Find the lines with the string "Speed" and return them.

[GIVEN INFORMATION]:

· · · · ·

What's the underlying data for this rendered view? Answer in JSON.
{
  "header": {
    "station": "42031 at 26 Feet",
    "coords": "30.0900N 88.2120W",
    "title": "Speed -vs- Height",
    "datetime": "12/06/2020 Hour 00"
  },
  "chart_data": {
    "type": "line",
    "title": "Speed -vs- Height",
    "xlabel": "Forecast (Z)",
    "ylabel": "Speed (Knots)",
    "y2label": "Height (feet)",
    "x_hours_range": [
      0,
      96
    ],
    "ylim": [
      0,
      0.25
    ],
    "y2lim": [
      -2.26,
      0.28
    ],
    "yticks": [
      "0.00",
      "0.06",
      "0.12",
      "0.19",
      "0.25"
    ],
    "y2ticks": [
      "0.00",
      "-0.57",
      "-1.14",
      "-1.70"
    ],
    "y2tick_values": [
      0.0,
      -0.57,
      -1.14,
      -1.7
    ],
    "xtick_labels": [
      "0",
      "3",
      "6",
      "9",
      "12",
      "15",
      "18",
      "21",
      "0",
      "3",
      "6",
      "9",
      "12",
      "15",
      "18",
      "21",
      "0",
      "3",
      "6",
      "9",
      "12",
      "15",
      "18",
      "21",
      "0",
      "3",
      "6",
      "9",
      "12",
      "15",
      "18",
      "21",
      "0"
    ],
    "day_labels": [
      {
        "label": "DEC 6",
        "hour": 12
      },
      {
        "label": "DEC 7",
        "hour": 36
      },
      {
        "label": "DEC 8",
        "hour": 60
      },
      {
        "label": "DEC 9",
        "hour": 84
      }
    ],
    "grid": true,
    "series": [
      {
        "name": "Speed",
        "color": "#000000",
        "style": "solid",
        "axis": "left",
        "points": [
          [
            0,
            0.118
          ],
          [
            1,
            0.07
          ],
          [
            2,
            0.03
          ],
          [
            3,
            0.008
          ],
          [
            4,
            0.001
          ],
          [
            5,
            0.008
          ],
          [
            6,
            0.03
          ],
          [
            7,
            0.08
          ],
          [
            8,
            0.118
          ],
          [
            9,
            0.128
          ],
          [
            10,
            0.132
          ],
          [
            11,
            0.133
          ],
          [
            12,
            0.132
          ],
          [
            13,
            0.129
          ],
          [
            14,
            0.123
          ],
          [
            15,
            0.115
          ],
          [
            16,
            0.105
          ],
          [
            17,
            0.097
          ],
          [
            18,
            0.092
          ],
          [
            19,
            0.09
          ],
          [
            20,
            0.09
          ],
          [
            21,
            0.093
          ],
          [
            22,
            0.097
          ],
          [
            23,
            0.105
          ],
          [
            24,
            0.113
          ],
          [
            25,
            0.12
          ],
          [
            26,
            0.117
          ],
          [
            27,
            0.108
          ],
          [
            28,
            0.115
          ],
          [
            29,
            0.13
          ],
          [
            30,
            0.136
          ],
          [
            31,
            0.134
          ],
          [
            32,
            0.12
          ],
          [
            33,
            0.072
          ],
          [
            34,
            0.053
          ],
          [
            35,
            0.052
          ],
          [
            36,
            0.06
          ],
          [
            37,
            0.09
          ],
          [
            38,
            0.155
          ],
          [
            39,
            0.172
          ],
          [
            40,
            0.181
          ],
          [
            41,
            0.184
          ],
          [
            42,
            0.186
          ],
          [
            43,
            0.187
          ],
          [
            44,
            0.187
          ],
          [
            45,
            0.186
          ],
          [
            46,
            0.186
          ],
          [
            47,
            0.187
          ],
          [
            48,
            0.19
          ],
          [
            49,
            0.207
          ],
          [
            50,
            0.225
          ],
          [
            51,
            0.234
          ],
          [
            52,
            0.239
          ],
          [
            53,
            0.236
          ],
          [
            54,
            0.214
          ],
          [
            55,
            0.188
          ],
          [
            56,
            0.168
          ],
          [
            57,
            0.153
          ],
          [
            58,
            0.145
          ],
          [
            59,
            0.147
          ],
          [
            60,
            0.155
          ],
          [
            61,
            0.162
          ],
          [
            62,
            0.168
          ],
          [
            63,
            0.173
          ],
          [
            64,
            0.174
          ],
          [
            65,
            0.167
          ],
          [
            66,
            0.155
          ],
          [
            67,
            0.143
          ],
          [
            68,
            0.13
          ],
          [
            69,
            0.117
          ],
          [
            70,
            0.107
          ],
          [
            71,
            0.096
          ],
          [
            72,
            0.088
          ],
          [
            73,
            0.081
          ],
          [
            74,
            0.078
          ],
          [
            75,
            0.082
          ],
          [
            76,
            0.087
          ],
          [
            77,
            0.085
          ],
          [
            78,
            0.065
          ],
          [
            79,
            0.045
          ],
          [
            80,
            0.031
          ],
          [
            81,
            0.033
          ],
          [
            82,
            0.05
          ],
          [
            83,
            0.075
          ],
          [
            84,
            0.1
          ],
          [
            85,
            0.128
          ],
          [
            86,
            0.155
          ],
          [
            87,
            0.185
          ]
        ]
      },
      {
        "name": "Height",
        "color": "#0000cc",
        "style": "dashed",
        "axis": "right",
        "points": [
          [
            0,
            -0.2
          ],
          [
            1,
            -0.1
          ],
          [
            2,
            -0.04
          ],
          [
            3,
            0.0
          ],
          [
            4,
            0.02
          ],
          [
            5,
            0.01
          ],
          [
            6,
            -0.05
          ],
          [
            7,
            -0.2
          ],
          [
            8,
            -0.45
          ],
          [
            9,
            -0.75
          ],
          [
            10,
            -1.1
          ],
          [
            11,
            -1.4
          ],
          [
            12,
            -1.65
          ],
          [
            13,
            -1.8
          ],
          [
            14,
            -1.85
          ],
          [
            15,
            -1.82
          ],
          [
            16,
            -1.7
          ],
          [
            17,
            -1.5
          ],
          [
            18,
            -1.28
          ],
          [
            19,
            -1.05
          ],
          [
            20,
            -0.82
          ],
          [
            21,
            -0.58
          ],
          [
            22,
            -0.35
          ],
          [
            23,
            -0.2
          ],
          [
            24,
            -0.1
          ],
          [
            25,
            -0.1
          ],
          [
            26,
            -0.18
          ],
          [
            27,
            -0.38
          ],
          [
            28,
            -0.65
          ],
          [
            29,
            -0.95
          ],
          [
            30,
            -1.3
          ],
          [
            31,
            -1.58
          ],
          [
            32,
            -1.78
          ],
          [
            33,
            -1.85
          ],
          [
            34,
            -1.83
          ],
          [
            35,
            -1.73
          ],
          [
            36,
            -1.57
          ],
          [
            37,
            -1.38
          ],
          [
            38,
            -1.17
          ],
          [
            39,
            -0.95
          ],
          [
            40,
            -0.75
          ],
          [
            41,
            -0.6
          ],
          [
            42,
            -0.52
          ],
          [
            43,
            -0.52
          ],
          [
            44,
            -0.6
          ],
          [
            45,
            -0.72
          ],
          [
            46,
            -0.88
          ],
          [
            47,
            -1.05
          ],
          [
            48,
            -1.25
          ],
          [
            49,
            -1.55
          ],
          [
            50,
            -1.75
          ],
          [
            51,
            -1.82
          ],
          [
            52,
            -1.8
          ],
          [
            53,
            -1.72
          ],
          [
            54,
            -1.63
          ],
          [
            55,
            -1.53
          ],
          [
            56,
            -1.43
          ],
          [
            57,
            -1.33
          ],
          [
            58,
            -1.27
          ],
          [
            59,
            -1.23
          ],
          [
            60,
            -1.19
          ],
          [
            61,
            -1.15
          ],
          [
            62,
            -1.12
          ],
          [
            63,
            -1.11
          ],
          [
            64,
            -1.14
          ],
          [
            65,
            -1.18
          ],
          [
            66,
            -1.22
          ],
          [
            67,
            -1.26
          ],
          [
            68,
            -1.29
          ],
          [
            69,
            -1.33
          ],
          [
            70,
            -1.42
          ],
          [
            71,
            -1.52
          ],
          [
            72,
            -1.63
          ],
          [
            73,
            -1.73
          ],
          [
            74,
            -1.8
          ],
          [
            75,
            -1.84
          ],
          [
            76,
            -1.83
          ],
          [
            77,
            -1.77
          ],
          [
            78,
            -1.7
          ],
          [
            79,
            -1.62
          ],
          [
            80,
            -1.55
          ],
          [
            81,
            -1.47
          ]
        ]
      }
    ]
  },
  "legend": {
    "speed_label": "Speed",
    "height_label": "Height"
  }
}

· · · · ·

[FINAL RESULT]:
    "title": "Speed -vs- Height",
    "title": "Speed -vs- Height",
    "ylabel": "Speed (Knots)",
        "name": "Speed",
    "speed_label": "Speed",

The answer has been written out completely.